Directions for this task:
Print the entries verbatim, leaving out the images they contain.

# Given records start

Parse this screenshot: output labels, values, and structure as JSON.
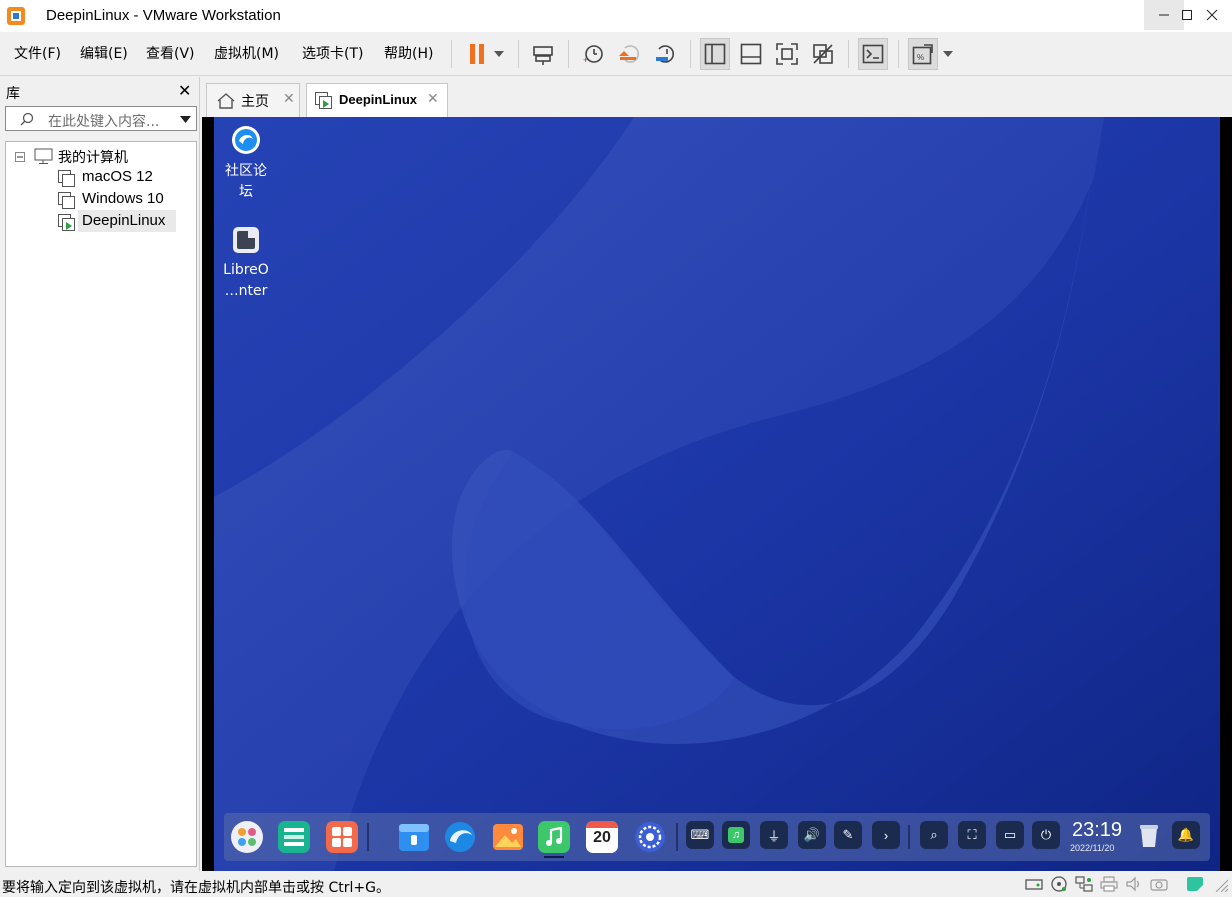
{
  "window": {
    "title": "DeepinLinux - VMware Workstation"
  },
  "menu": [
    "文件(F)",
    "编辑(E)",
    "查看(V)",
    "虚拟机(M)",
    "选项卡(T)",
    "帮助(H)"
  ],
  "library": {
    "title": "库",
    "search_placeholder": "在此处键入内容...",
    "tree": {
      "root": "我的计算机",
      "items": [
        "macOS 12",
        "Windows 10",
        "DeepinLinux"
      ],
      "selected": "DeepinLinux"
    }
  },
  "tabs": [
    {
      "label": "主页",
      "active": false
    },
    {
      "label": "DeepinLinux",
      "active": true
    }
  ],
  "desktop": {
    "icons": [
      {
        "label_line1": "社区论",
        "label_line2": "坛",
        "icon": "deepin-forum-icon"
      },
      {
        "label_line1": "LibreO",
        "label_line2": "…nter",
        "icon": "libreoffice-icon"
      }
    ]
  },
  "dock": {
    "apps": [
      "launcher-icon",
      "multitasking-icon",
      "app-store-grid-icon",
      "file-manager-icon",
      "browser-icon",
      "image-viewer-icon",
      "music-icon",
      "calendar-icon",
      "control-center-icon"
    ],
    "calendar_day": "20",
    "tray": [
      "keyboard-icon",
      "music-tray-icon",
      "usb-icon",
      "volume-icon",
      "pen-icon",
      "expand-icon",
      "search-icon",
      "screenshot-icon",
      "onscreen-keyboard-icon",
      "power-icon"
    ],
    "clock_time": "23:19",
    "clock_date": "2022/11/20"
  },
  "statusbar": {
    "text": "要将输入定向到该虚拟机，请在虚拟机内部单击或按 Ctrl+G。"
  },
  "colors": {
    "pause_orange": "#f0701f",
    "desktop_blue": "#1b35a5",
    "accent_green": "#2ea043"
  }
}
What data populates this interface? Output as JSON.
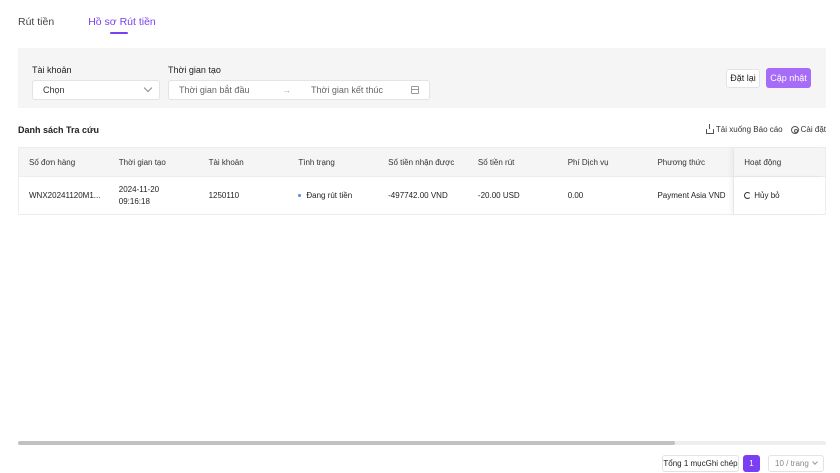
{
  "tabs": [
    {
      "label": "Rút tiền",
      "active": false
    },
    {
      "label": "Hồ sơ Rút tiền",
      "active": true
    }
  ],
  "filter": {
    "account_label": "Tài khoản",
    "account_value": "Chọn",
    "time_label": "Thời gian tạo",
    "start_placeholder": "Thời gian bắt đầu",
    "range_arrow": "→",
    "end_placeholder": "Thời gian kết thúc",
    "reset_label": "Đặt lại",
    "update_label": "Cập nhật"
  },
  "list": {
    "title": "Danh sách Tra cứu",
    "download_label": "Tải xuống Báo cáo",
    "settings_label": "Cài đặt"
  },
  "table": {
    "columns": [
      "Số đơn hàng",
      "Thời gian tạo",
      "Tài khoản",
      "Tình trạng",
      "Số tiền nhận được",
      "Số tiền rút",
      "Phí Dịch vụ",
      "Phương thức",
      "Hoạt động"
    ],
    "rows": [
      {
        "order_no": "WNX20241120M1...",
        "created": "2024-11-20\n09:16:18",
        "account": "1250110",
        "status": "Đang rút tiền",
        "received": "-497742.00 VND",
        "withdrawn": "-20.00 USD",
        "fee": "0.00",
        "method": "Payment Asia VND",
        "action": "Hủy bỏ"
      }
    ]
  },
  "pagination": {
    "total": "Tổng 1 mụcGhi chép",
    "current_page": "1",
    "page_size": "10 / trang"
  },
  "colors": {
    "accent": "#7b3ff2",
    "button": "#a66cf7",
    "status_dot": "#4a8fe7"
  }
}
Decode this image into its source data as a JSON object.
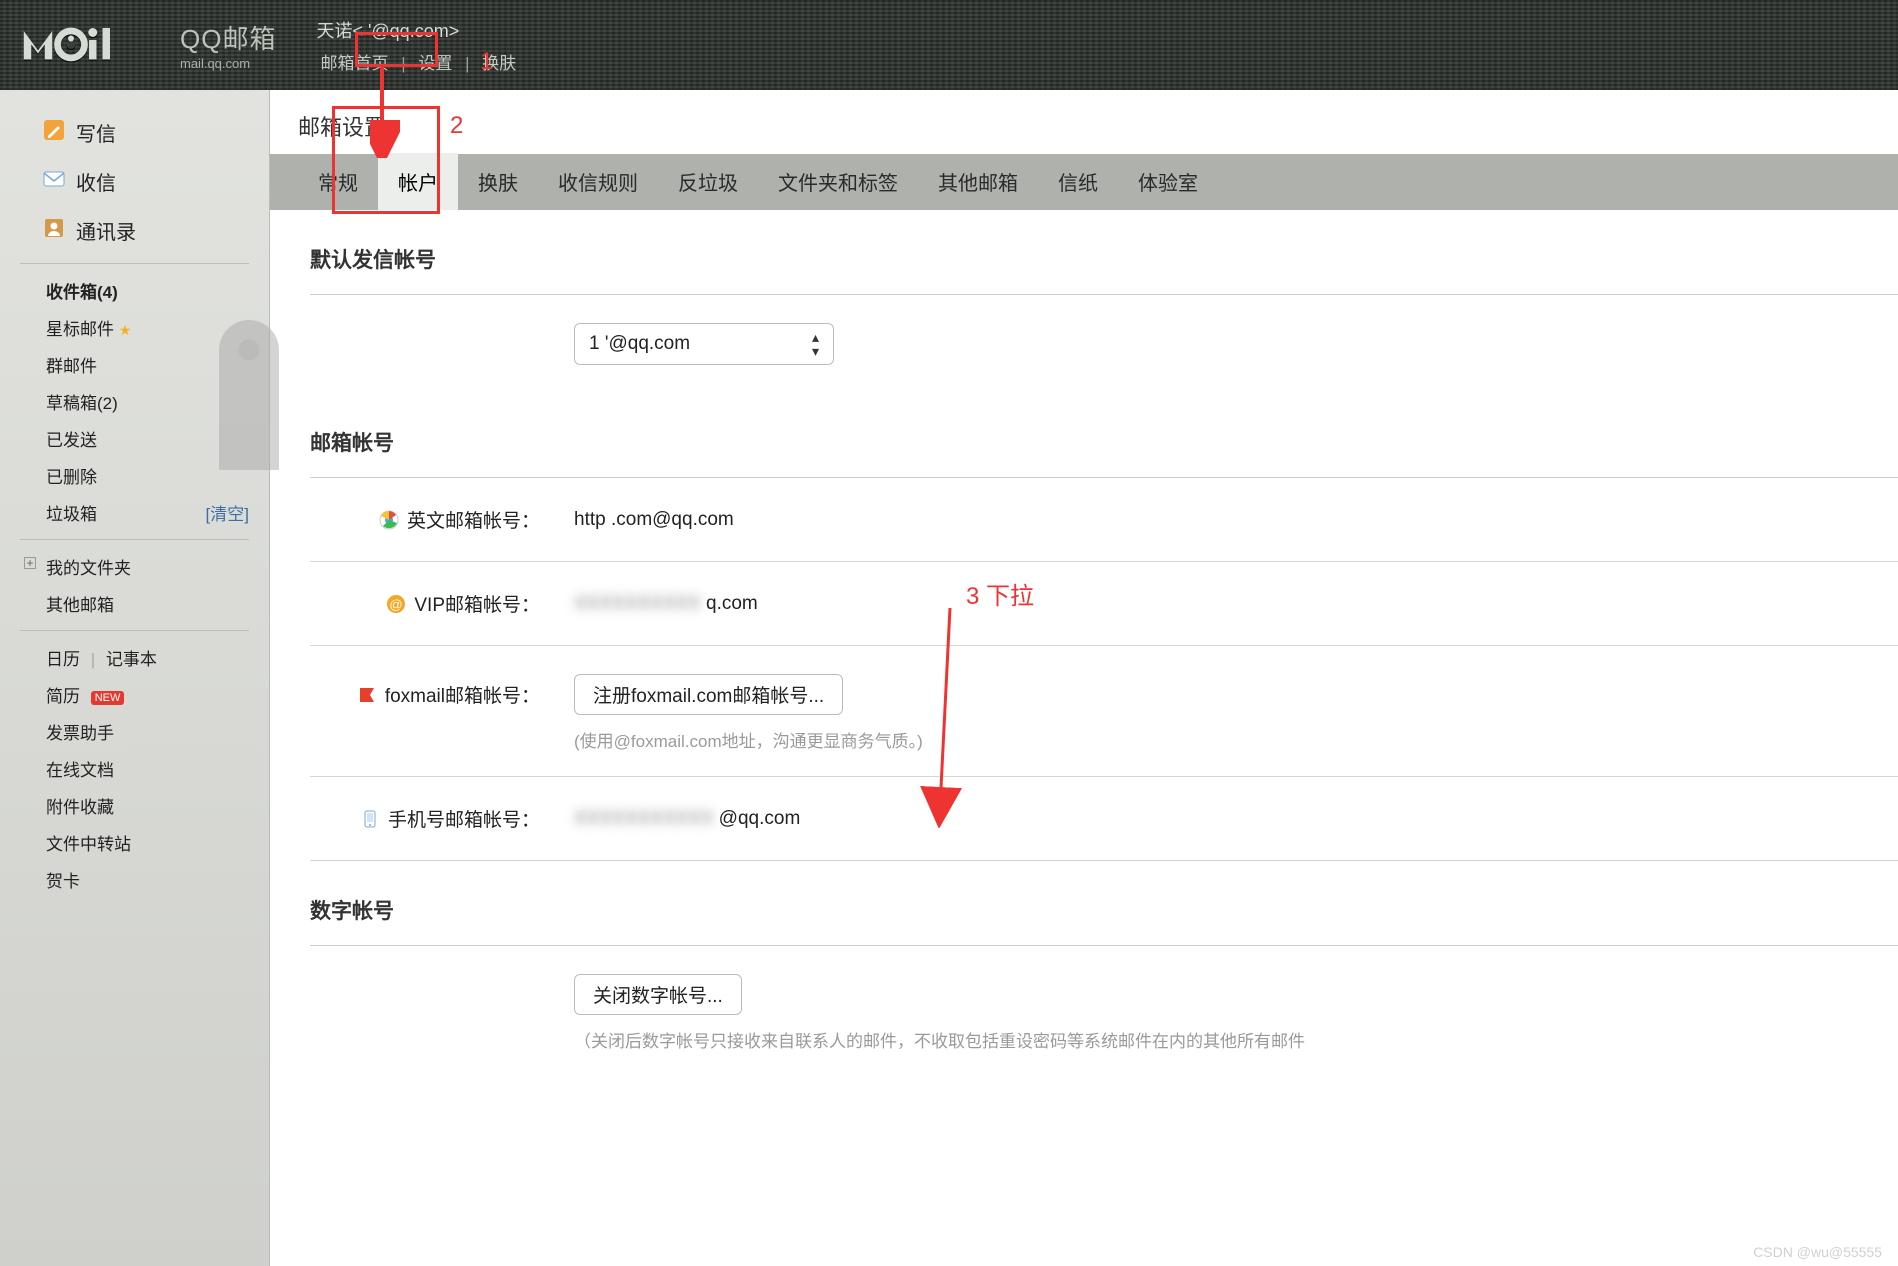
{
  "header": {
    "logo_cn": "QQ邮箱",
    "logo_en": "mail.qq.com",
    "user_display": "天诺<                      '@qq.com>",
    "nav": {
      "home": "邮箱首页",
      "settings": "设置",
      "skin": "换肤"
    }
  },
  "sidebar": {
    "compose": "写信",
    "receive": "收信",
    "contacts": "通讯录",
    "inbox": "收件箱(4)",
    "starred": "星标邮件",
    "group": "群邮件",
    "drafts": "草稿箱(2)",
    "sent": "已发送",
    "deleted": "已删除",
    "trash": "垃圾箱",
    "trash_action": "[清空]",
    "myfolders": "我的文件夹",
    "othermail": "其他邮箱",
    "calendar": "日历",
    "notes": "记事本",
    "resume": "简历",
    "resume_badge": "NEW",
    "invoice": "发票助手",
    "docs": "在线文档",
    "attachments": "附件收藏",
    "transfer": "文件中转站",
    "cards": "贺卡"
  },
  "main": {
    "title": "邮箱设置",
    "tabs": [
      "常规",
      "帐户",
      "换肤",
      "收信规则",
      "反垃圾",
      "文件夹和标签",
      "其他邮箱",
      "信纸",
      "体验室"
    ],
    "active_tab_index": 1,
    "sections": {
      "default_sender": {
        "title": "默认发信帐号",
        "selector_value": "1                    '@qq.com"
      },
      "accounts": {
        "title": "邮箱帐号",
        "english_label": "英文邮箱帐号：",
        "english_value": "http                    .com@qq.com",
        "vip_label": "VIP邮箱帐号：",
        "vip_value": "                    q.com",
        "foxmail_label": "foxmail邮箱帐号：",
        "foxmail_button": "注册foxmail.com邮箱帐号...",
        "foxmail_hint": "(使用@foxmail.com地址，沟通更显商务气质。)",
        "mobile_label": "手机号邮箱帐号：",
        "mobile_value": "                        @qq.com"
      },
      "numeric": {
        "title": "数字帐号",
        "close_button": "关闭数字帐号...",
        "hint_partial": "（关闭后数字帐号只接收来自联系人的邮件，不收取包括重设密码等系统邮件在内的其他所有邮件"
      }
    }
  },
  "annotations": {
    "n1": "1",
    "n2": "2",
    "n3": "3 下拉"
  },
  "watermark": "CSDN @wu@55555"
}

# Given records end

Output of the exercise:
Parse this screenshot: output labels, values, and structure as JSON.
{
  "window": {
    "title": "DeepinLinux - VMware Workstation"
  },
  "menu": [
    "文件(F)",
    "编辑(E)",
    "查看(V)",
    "虚拟机(M)",
    "选项卡(T)",
    "帮助(H)"
  ],
  "library": {
    "title": "库",
    "search_placeholder": "在此处键入内容...",
    "tree": {
      "root": "我的计算机",
      "items": [
        "macOS 12",
        "Windows 10",
        "DeepinLinux"
      ],
      "selected": "DeepinLinux"
    }
  },
  "tabs": [
    {
      "label": "主页",
      "active": false
    },
    {
      "label": "DeepinLinux",
      "active": true
    }
  ],
  "desktop": {
    "icons": [
      {
        "label_line1": "社区论",
        "label_line2": "坛",
        "icon": "deepin-forum-icon"
      },
      {
        "label_line1": "LibreO",
        "label_line2": "…nter",
        "icon": "libreoffice-icon"
      }
    ]
  },
  "dock": {
    "apps": [
      "launcher-icon",
      "multitasking-icon",
      "app-store-grid-icon",
      "file-manager-icon",
      "browser-icon",
      "image-viewer-icon",
      "music-icon",
      "calendar-icon",
      "control-center-icon"
    ],
    "calendar_day": "20",
    "tray": [
      "keyboard-icon",
      "music-tray-icon",
      "usb-icon",
      "volume-icon",
      "pen-icon",
      "expand-icon",
      "search-icon",
      "screenshot-icon",
      "onscreen-keyboard-icon",
      "power-icon"
    ],
    "clock_time": "23:19",
    "clock_date": "2022/11/20"
  },
  "statusbar": {
    "text": "要将输入定向到该虚拟机，请在虚拟机内部单击或按 Ctrl+G。"
  },
  "colors": {
    "pause_orange": "#f0701f",
    "desktop_blue": "#1b35a5",
    "accent_green": "#2ea043"
  }
}
What data populates this interface? Output as JSON.
{
  "tabs": [
    {
      "label": "Rút tiền",
      "active": false
    },
    {
      "label": "Hồ sơ Rút tiền",
      "active": true
    }
  ],
  "filter": {
    "account_label": "Tài khoản",
    "account_value": "Chọn",
    "time_label": "Thời gian tạo",
    "start_placeholder": "Thời gian bắt đầu",
    "range_arrow": "→",
    "end_placeholder": "Thời gian kết thúc",
    "reset_label": "Đặt lại",
    "update_label": "Cập nhật"
  },
  "list": {
    "title": "Danh sách Tra cứu",
    "download_label": "Tải xuống Báo cáo",
    "settings_label": "Cài đặt"
  },
  "table": {
    "columns": [
      "Số đơn hàng",
      "Thời gian tạo",
      "Tài khoản",
      "Tình trạng",
      "Số tiền nhận được",
      "Số tiền rút",
      "Phí Dịch vụ",
      "Phương thức",
      "Hoạt động"
    ],
    "rows": [
      {
        "order_no": "WNX20241120M1...",
        "created": "2024-11-20\n09:16:18",
        "account": "1250110",
        "status": "Đang rút tiền",
        "received": "-497742.00 VND",
        "withdrawn": "-20.00 USD",
        "fee": "0.00",
        "method": "Payment Asia VND",
        "action": "Hủy bỏ"
      }
    ]
  },
  "pagination": {
    "total": "Tổng 1 mụcGhi chép",
    "current_page": "1",
    "page_size": "10 / trang"
  },
  "colors": {
    "accent": "#7b3ff2",
    "button": "#a66cf7",
    "status_dot": "#4a8fe7"
  }
}
Decode this image into its source data as a JSON object.
{
  "header": {
    "logo_cn": "QQ邮箱",
    "logo_en": "mail.qq.com",
    "user_display": "天诺<                      '@qq.com>",
    "nav": {
      "home": "邮箱首页",
      "settings": "设置",
      "skin": "换肤"
    }
  },
  "sidebar": {
    "compose": "写信",
    "receive": "收信",
    "contacts": "通讯录",
    "inbox": "收件箱(4)",
    "starred": "星标邮件",
    "group": "群邮件",
    "drafts": "草稿箱(2)",
    "sent": "已发送",
    "deleted": "已删除",
    "trash": "垃圾箱",
    "trash_action": "[清空]",
    "myfolders": "我的文件夹",
    "othermail": "其他邮箱",
    "calendar": "日历",
    "notes": "记事本",
    "resume": "简历",
    "resume_badge": "NEW",
    "invoice": "发票助手",
    "docs": "在线文档",
    "attachments": "附件收藏",
    "transfer": "文件中转站",
    "cards": "贺卡"
  },
  "main": {
    "title": "邮箱设置",
    "tabs": [
      "常规",
      "帐户",
      "换肤",
      "收信规则",
      "反垃圾",
      "文件夹和标签",
      "其他邮箱",
      "信纸",
      "体验室"
    ],
    "active_tab_index": 1,
    "sections": {
      "default_sender": {
        "title": "默认发信帐号",
        "selector_value": "1                    '@qq.com"
      },
      "accounts": {
        "title": "邮箱帐号",
        "english_label": "英文邮箱帐号：",
        "english_value": "http                    .com@qq.com",
        "vip_label": "VIP邮箱帐号：",
        "vip_value": "                    q.com",
        "foxmail_label": "foxmail邮箱帐号：",
        "foxmail_button": "注册foxmail.com邮箱帐号...",
        "foxmail_hint": "(使用@foxmail.com地址，沟通更显商务气质。)",
        "mobile_label": "手机号邮箱帐号：",
        "mobile_value": "                        @qq.com"
      },
      "numeric": {
        "title": "数字帐号",
        "close_button": "关闭数字帐号...",
        "hint_partial": "（关闭后数字帐号只接收来自联系人的邮件，不收取包括重设密码等系统邮件在内的其他所有邮件"
      }
    }
  },
  "annotations": {
    "n1": "1",
    "n2": "2",
    "n3": "3 下拉"
  },
  "watermark": "CSDN @wu@55555"
}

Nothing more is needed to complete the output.